[Records shown start]
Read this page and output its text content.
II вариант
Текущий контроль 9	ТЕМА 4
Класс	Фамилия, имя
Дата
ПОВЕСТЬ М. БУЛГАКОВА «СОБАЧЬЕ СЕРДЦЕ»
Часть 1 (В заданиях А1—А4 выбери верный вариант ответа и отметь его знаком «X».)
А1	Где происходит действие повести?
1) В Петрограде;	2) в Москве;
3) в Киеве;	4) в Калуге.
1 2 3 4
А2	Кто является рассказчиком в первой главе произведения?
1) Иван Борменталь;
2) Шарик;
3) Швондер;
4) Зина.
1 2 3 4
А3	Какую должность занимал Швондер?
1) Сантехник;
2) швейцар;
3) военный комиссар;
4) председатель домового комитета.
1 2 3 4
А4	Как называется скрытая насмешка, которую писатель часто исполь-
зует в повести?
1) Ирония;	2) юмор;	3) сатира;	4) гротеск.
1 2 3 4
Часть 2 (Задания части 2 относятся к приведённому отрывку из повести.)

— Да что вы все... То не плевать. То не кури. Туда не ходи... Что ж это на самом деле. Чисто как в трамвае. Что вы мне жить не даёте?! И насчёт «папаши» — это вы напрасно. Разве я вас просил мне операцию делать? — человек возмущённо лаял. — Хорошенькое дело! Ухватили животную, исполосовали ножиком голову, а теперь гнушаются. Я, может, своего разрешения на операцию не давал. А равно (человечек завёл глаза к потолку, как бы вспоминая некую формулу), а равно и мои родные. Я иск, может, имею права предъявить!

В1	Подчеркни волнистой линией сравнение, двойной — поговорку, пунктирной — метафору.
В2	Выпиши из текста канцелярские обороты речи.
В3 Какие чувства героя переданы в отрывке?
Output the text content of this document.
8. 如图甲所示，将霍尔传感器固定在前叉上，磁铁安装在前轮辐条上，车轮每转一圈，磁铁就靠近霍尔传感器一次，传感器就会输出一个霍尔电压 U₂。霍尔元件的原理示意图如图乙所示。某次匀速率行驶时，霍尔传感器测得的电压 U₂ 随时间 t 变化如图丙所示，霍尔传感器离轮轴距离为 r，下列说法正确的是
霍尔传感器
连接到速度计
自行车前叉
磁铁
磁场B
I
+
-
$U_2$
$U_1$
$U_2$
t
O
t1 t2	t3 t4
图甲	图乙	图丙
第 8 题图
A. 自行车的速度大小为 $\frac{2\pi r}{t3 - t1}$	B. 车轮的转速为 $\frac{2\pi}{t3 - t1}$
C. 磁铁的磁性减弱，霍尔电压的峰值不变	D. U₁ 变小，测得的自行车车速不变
[Records shown end]
» **Goal**: Only those lines running from the one containing "Output the text content of this document." through the last line of the data above are to be copied, exactly, with both ends included.

» **Task answer**:
Output the text content of this document.
8. 如图甲所示，将霍尔传感器固定在前叉上，磁铁安装在前轮辐条上，车轮每转一圈，磁铁就靠近霍尔传感器一次，传感器就会输出一个霍尔电压 U₂。霍尔元件的原理示意图如图乙所示。某次匀速率行驶时，霍尔传感器测得的电压 U₂ 随时间 t 变化如图丙所示，霍尔传感器离轮轴距离为 r，下列说法正确的是
霍尔传感器
连接到速度计
自行车前叉
磁铁
磁场B
I
+
-
$U_2$
$U_1$
$U_2$
t
O
t1 t2	t3 t4
图甲	图乙	图丙
第 8 题图
A. 自行车的速度大小为 $\frac{2\pi r}{t3 - t1}$	B. 车轮的转速为 $\frac{2\pi}{t3 - t1}$
C. 磁铁的磁性减弱，霍尔电压的峰值不变	D. U₁ 变小，测得的自行车车速不变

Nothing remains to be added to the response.